Given data -

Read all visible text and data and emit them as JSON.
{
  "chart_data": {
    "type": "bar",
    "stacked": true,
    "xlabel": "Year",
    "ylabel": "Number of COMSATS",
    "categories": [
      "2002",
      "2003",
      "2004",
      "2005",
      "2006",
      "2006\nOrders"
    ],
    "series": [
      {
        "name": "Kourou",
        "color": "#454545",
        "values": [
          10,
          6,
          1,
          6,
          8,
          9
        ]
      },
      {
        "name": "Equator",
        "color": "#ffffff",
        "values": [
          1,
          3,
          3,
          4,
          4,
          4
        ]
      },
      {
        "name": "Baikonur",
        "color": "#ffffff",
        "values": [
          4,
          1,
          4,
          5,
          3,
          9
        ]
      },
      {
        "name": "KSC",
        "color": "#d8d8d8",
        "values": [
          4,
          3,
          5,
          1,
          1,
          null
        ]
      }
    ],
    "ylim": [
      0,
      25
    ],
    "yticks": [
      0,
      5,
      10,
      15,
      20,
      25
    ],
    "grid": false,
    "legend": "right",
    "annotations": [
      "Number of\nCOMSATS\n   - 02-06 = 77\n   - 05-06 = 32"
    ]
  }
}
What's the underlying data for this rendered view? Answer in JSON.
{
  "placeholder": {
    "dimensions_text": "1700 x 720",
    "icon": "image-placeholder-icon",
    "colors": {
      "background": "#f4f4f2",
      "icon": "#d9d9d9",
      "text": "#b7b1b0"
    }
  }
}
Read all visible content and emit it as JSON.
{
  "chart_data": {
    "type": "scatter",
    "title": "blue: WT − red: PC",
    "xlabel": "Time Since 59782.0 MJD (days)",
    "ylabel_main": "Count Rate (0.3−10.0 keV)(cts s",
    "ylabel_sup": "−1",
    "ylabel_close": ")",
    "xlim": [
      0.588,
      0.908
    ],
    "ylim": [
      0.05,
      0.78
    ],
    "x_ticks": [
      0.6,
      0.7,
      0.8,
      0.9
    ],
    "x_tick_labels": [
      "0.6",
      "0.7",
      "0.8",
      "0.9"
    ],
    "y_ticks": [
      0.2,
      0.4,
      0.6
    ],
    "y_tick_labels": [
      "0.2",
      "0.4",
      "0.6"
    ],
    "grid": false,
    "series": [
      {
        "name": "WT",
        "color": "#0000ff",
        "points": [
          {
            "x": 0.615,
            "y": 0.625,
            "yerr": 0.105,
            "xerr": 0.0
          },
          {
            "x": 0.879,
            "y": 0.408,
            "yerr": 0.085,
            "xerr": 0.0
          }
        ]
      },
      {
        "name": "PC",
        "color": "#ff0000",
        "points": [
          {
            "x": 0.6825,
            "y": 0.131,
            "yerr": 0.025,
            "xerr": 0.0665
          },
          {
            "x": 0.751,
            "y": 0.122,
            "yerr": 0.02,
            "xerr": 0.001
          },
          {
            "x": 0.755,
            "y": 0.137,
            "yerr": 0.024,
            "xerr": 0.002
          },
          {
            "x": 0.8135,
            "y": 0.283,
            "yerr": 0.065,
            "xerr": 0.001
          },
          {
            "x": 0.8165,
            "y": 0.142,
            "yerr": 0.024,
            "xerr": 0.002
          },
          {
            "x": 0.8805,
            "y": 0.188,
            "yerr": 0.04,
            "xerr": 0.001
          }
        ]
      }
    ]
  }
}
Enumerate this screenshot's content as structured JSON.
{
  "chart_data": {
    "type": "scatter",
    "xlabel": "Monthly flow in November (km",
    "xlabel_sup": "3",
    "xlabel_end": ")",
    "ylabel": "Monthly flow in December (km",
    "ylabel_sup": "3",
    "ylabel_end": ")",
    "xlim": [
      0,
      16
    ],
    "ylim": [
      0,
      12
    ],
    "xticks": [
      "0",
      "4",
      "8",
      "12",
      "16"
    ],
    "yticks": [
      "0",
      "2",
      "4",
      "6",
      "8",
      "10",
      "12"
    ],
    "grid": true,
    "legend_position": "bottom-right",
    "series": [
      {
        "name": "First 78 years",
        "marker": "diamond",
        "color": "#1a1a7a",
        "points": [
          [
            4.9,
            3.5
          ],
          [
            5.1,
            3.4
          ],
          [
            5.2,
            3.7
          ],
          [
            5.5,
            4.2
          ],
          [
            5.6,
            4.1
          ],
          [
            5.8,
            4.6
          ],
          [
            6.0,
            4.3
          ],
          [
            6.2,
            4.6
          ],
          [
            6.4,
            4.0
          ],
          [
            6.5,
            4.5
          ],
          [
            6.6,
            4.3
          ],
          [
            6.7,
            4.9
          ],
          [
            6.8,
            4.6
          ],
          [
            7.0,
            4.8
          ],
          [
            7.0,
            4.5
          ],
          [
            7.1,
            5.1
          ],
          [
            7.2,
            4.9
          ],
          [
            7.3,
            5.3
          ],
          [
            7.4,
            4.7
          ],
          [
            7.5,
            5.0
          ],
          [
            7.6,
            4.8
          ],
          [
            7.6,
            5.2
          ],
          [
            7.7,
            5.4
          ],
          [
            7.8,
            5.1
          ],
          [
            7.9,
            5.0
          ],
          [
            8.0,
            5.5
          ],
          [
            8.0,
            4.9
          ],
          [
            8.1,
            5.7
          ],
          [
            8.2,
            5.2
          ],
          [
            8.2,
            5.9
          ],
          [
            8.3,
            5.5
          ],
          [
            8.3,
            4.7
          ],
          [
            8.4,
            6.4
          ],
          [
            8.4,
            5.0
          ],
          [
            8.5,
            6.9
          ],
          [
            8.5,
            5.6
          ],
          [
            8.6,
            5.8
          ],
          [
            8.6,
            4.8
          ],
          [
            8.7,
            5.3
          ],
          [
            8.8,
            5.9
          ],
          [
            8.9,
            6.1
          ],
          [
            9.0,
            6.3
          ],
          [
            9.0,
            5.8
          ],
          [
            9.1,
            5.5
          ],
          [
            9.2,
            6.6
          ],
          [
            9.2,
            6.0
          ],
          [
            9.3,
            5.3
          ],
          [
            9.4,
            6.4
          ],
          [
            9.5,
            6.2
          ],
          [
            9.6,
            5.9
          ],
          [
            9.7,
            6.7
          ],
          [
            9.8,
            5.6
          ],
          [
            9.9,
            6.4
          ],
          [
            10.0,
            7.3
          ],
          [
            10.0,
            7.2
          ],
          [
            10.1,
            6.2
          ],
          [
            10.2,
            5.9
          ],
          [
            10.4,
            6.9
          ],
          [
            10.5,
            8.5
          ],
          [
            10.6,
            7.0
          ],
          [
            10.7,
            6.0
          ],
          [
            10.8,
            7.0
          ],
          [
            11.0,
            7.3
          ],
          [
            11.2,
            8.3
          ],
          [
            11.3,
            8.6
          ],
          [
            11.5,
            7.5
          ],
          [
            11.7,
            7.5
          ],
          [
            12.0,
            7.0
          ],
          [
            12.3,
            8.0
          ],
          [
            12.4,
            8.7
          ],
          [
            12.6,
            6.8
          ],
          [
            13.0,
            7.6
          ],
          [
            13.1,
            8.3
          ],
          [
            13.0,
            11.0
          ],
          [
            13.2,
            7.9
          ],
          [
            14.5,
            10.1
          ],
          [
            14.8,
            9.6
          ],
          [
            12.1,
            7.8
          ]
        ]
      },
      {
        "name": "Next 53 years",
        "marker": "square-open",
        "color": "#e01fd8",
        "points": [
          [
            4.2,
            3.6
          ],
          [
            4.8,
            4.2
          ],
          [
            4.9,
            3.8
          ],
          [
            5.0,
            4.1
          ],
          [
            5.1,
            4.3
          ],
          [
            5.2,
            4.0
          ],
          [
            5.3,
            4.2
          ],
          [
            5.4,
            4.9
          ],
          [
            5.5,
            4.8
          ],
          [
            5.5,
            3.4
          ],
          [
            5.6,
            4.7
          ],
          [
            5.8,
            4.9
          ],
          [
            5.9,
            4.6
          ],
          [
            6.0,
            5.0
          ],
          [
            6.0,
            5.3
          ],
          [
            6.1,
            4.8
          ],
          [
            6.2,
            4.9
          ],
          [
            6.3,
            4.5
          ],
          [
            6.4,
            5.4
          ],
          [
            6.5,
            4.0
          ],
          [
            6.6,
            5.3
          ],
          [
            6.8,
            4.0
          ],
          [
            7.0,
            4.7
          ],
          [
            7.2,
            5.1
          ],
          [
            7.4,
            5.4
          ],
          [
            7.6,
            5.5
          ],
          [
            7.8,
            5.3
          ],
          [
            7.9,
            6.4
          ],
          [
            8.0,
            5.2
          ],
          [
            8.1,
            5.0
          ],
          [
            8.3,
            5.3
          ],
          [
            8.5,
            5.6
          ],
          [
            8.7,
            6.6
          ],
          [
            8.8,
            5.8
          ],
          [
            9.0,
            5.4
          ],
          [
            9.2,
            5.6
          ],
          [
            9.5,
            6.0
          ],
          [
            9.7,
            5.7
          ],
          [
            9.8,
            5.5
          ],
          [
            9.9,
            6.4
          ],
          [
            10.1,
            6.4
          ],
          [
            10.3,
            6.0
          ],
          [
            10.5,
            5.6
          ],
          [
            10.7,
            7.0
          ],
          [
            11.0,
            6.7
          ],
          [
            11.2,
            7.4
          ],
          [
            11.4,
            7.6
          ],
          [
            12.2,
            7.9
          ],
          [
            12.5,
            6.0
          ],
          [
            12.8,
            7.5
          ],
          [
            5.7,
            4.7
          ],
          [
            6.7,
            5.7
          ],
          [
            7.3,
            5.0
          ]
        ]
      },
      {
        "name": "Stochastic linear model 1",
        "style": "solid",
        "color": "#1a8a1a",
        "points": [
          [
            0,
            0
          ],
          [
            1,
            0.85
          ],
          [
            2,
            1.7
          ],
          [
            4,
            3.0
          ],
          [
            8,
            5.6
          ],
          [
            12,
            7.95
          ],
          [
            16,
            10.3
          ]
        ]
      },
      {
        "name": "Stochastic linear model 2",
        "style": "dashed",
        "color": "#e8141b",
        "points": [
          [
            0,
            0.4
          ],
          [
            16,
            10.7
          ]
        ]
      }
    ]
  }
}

Exercise aim -
Say how many lines in the entries contain the string "Read", and say nothing else.

Full output -
2